**Problem statement:** Return the count of lines with the string "первобытно" in them, and nothing else.

── Input data ──

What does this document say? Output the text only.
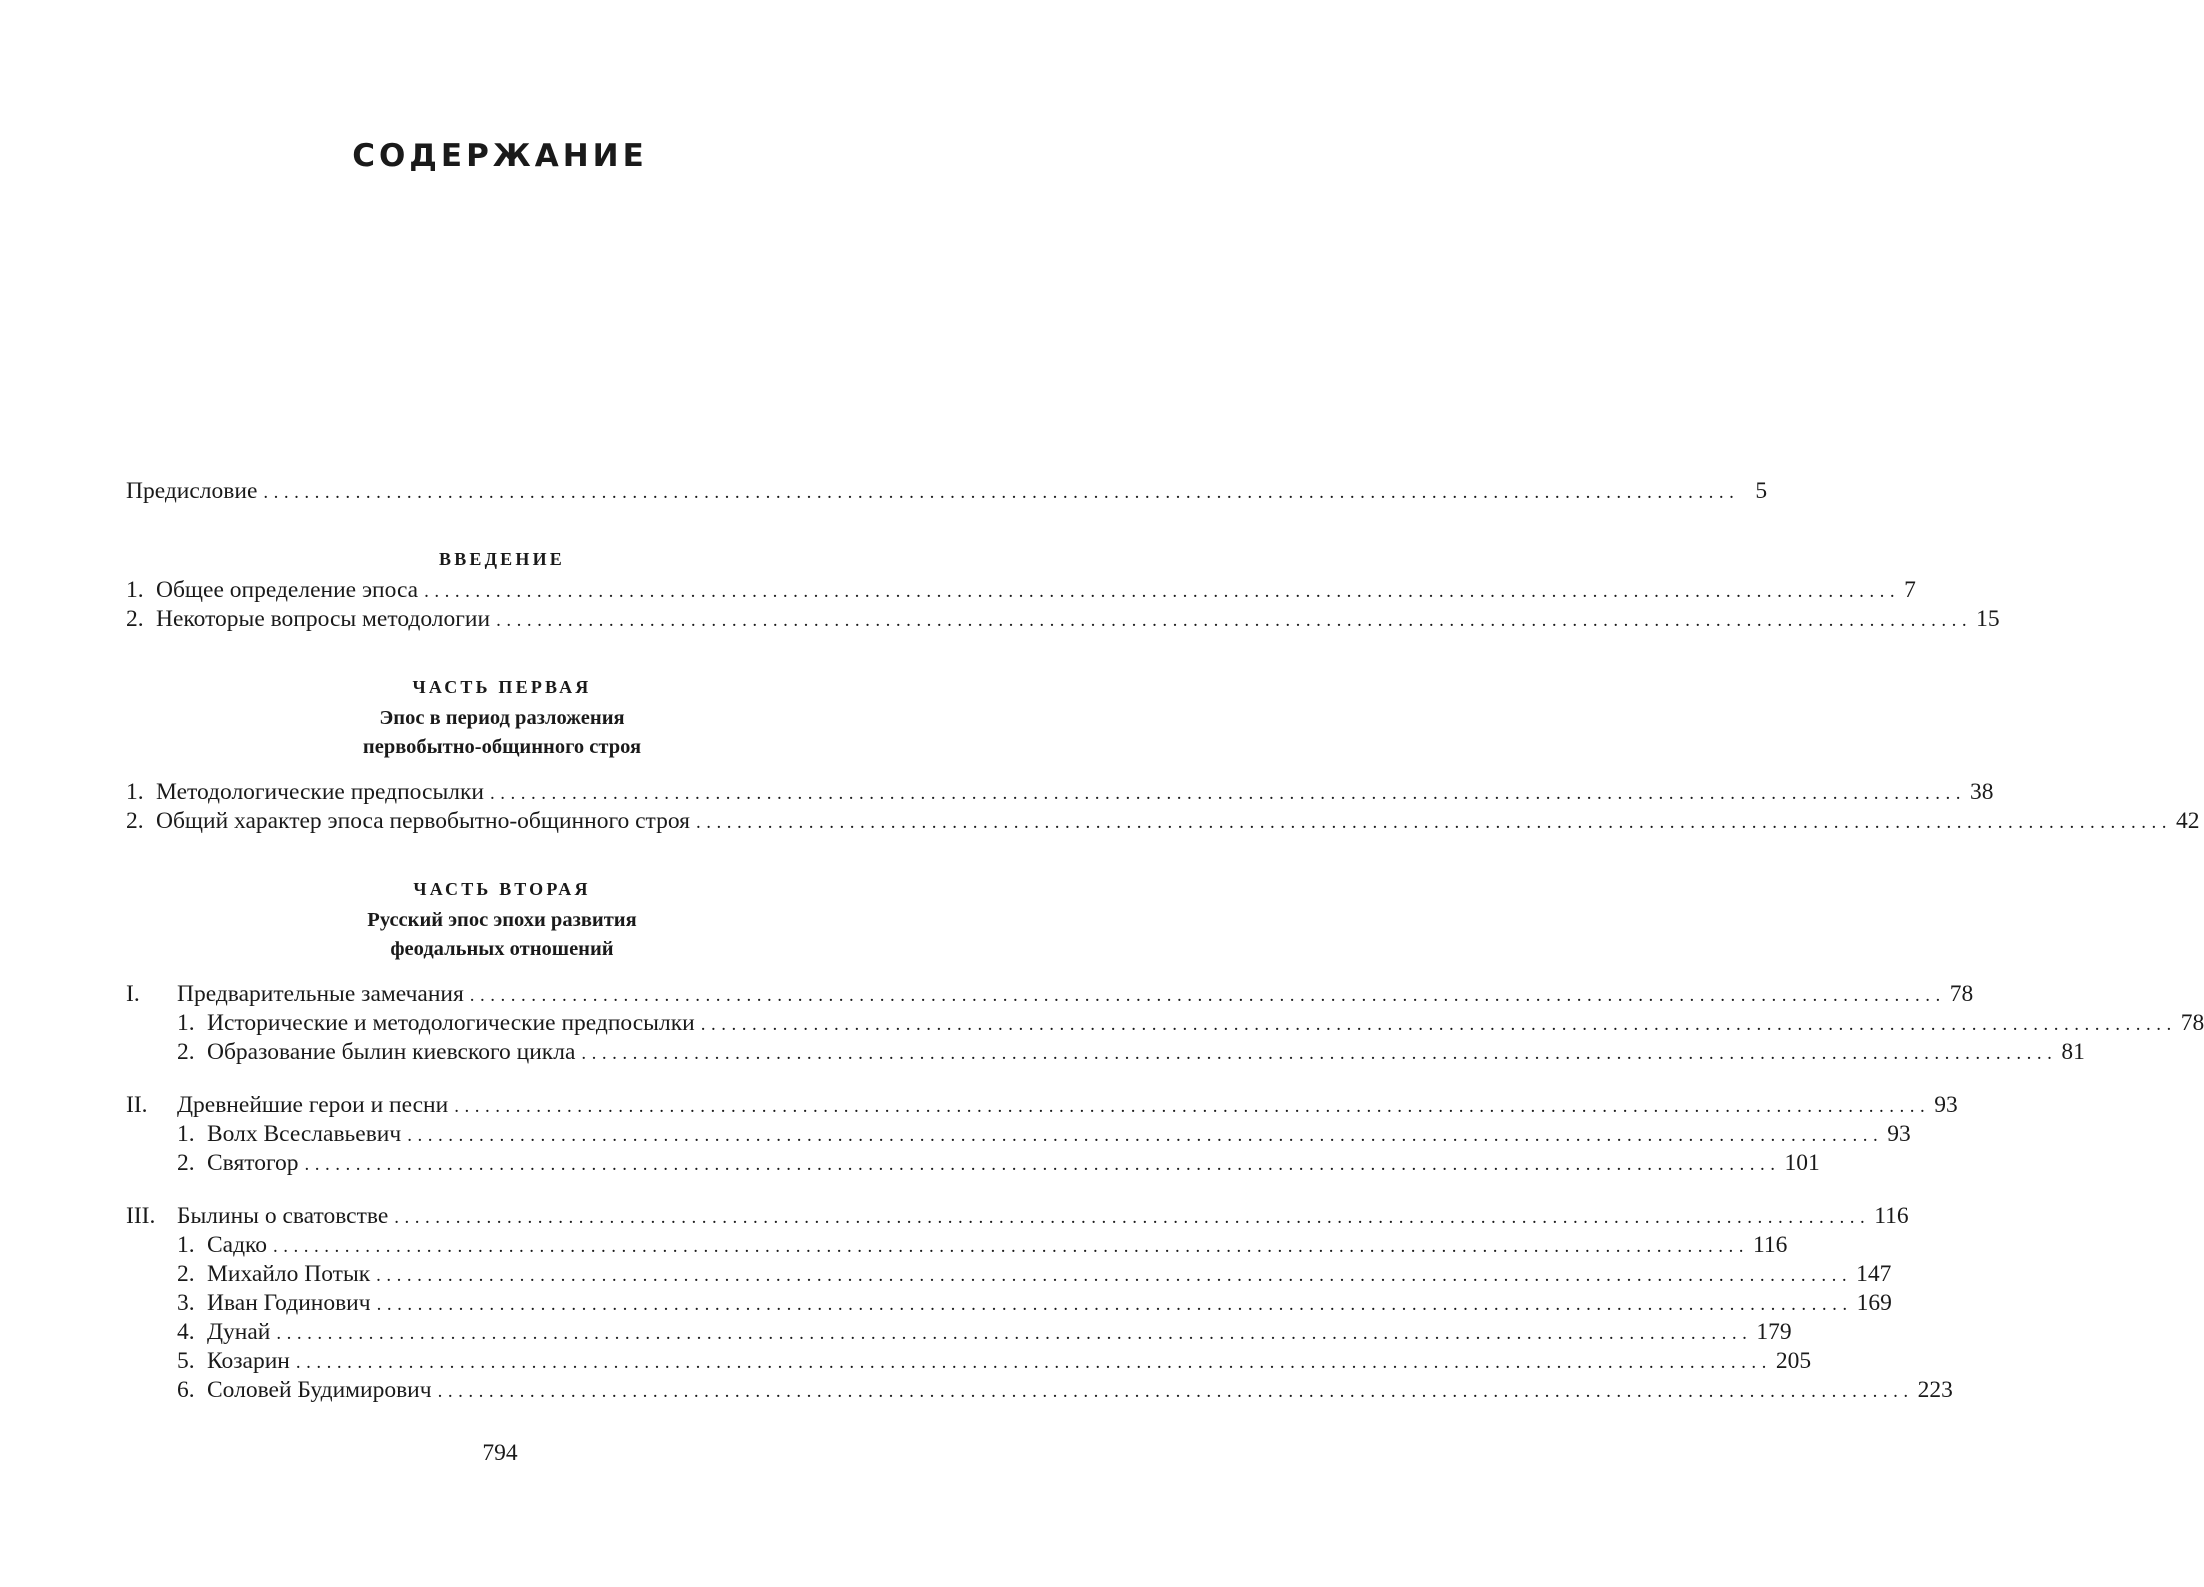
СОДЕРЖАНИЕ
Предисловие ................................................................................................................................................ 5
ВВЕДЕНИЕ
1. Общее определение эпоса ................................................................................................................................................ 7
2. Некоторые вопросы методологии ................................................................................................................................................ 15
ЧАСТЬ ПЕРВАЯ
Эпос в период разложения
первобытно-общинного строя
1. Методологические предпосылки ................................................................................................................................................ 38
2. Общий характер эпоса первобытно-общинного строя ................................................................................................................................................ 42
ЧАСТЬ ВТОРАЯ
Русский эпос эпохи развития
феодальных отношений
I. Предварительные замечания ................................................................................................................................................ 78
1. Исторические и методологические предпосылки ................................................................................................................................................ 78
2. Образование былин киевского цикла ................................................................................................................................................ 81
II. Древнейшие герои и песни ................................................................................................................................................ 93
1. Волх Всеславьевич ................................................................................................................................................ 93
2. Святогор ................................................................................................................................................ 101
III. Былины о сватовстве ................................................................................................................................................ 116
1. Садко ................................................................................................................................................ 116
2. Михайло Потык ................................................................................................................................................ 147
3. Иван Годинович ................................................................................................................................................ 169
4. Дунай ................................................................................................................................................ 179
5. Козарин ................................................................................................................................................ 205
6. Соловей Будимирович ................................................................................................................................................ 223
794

───

**Written solution:** 2